Identify the lines that contain the string "marker" and report only how many there are.

Material for this exercise:
--- begin ---

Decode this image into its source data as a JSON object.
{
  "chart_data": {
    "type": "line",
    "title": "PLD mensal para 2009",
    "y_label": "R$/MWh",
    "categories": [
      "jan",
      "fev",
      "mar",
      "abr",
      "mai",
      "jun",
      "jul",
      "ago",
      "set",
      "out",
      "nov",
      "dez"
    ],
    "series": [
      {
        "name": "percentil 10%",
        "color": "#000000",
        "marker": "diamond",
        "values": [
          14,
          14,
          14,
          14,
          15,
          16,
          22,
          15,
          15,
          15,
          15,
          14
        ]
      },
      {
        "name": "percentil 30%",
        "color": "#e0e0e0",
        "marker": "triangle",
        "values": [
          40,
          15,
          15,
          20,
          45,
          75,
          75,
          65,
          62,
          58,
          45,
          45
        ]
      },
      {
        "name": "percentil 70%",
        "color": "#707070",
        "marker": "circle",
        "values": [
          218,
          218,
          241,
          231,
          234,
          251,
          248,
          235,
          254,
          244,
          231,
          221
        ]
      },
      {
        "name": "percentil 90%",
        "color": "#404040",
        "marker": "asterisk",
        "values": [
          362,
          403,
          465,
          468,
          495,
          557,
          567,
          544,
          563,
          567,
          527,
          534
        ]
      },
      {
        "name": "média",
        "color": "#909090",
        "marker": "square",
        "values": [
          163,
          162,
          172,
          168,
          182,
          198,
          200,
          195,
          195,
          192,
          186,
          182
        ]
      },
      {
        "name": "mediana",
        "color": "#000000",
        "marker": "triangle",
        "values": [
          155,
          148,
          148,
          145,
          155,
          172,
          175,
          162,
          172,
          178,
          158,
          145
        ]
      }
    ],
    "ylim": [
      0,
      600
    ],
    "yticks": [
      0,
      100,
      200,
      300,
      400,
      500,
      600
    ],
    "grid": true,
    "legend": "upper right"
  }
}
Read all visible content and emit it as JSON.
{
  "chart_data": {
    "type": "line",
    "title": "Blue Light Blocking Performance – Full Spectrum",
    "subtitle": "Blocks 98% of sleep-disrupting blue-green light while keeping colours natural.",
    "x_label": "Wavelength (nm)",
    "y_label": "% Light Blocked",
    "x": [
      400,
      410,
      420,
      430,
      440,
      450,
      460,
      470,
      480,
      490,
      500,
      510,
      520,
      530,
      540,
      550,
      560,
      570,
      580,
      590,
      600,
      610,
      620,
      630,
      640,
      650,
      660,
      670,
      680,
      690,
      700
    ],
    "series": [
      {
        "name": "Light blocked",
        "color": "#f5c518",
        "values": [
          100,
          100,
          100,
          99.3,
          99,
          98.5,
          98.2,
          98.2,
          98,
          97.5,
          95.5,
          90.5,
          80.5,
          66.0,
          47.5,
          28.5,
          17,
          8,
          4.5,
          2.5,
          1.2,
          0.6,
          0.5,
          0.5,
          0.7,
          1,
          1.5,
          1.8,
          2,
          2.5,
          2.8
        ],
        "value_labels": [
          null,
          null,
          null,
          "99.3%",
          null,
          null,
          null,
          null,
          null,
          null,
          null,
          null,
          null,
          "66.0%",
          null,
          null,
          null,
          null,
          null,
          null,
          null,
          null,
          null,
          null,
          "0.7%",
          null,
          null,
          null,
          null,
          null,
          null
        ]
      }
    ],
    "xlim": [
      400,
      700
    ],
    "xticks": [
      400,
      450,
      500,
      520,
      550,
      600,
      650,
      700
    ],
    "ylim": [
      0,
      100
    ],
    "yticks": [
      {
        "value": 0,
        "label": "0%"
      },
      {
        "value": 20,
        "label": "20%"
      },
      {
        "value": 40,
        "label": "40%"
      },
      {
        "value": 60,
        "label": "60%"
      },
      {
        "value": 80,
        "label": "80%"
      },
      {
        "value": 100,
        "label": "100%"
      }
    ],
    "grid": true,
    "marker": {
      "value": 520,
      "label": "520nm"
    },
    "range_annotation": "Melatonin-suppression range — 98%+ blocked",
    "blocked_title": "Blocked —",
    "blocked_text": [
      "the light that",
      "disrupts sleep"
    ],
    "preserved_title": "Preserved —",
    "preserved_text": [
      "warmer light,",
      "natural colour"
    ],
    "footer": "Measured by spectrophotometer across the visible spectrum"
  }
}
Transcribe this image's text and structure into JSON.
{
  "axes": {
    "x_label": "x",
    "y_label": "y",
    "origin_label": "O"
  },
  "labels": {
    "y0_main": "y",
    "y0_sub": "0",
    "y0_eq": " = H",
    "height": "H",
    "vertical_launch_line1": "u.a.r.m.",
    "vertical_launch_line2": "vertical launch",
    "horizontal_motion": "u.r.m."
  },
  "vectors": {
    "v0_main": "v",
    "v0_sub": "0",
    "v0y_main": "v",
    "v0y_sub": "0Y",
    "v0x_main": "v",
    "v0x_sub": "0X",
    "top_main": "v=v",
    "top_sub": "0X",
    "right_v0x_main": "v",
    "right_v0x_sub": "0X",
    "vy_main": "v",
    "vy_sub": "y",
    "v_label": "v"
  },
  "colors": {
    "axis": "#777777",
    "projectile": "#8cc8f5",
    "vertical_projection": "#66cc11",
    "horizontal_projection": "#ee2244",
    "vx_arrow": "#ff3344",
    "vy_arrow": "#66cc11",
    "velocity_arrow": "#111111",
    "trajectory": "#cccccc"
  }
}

--- end ---

Expected answer: 7